GIVEN DATA ->
────────────────
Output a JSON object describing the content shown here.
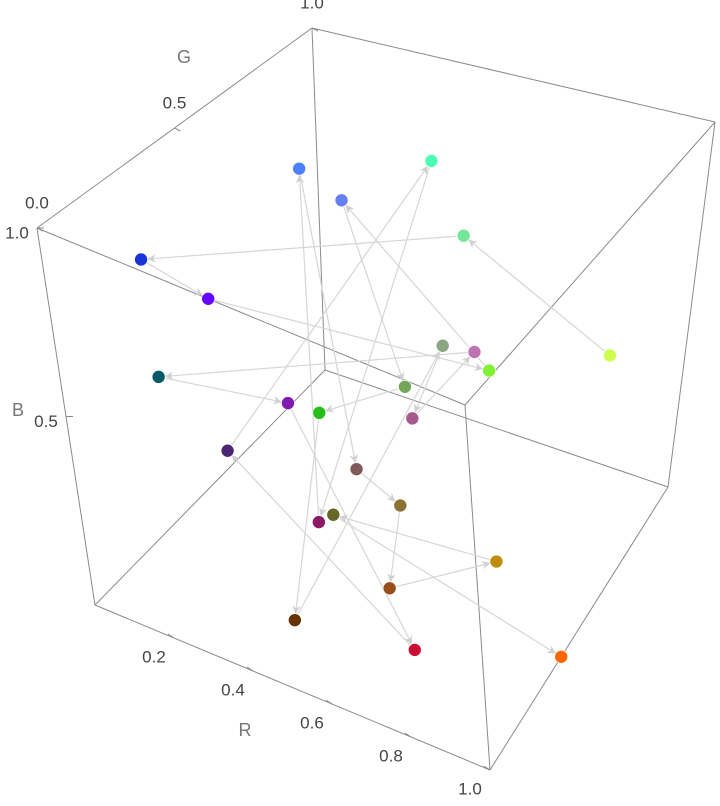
{
  "chart_data": {
    "type": "scatter3d",
    "xlabel": "R",
    "ylabel": "G",
    "zlabel": "B",
    "xlim": [
      0,
      1
    ],
    "ylim": [
      0,
      1
    ],
    "zlim": [
      0,
      1
    ],
    "xticks": [
      0.2,
      0.4,
      0.6,
      0.8,
      {
        "value": 1,
        "label": "1.0"
      }
    ],
    "yticks": [
      {
        "value": 0,
        "label": "0.0"
      },
      0.5,
      {
        "value": 1,
        "label": "1.0"
      }
    ],
    "zticks": [
      0.5,
      {
        "value": 1,
        "label": "1.0"
      }
    ],
    "connect": "arrows",
    "x": [
      0.8,
      0.45,
      0.1,
      0.4,
      0.5,
      0.4,
      0.45,
      0.15,
      0.4,
      0.55,
      0.65,
      0.75,
      0,
      0.5,
      0.8,
      0.3,
      0.3,
      0.55,
      0.3,
      0.5,
      0.55,
      0.6,
      0.75,
      0.4,
      1
    ],
    "y": [
      1,
      0.9,
      0.2,
      0,
      0.95,
      0.5,
      0.65,
      0.75,
      0.2,
      0.65,
      0.35,
      0.45,
      0.35,
      0.1,
      0.05,
      0.15,
      1,
      0.1,
      0.5,
      0.35,
      0.45,
      0.3,
      0.55,
      0.4,
      0.4
    ],
    "z": [
      0.3,
      0.6,
      0.85,
      1,
      0.2,
      0.95,
      0.35,
      0.1,
      0,
      0.5,
      0.55,
      0.7,
      0.4,
      0.7,
      0.2,
      0.45,
      0.7,
      0.4,
      1,
      0.35,
      0.2,
      0.1,
      0.05,
      0.15,
      0
    ]
  }
}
────────────────
WHAT TO PRODUCE -> Keep every word of the data as it is when you write it out, but drop the pictures.

REPLY TO THE TASK ->
Output a JSON object describing the content shown here.
{
  "chart_data": {
    "type": "scatter3d",
    "xlabel": "R",
    "ylabel": "G",
    "zlabel": "B",
    "xlim": [
      0,
      1
    ],
    "ylim": [
      0,
      1
    ],
    "zlim": [
      0,
      1
    ],
    "xticks": [
      0.2,
      0.4,
      0.6,
      0.8,
      {
        "value": 1,
        "label": "1.0"
      }
    ],
    "yticks": [
      {
        "value": 0,
        "label": "0.0"
      },
      0.5,
      {
        "value": 1,
        "label": "1.0"
      }
    ],
    "zticks": [
      0.5,
      {
        "value": 1,
        "label": "1.0"
      }
    ],
    "connect": "arrows",
    "x": [
      0.8,
      0.45,
      0.1,
      0.4,
      0.5,
      0.4,
      0.45,
      0.15,
      0.4,
      0.55,
      0.65,
      0.75,
      0,
      0.5,
      0.8,
      0.3,
      0.3,
      0.55,
      0.3,
      0.5,
      0.55,
      0.6,
      0.75,
      0.4,
      1
    ],
    "y": [
      1,
      0.9,
      0.2,
      0,
      0.95,
      0.5,
      0.65,
      0.75,
      0.2,
      0.65,
      0.35,
      0.45,
      0.35,
      0.1,
      0.05,
      0.15,
      1,
      0.1,
      0.5,
      0.35,
      0.45,
      0.3,
      0.55,
      0.4,
      0.4
    ],
    "z": [
      0.3,
      0.6,
      0.85,
      1,
      0.2,
      0.95,
      0.35,
      0.1,
      0,
      0.5,
      0.55,
      0.7,
      0.4,
      0.7,
      0.2,
      0.45,
      0.7,
      0.4,
      1,
      0.35,
      0.2,
      0.1,
      0.05,
      0.15,
      0
    ]
  }
}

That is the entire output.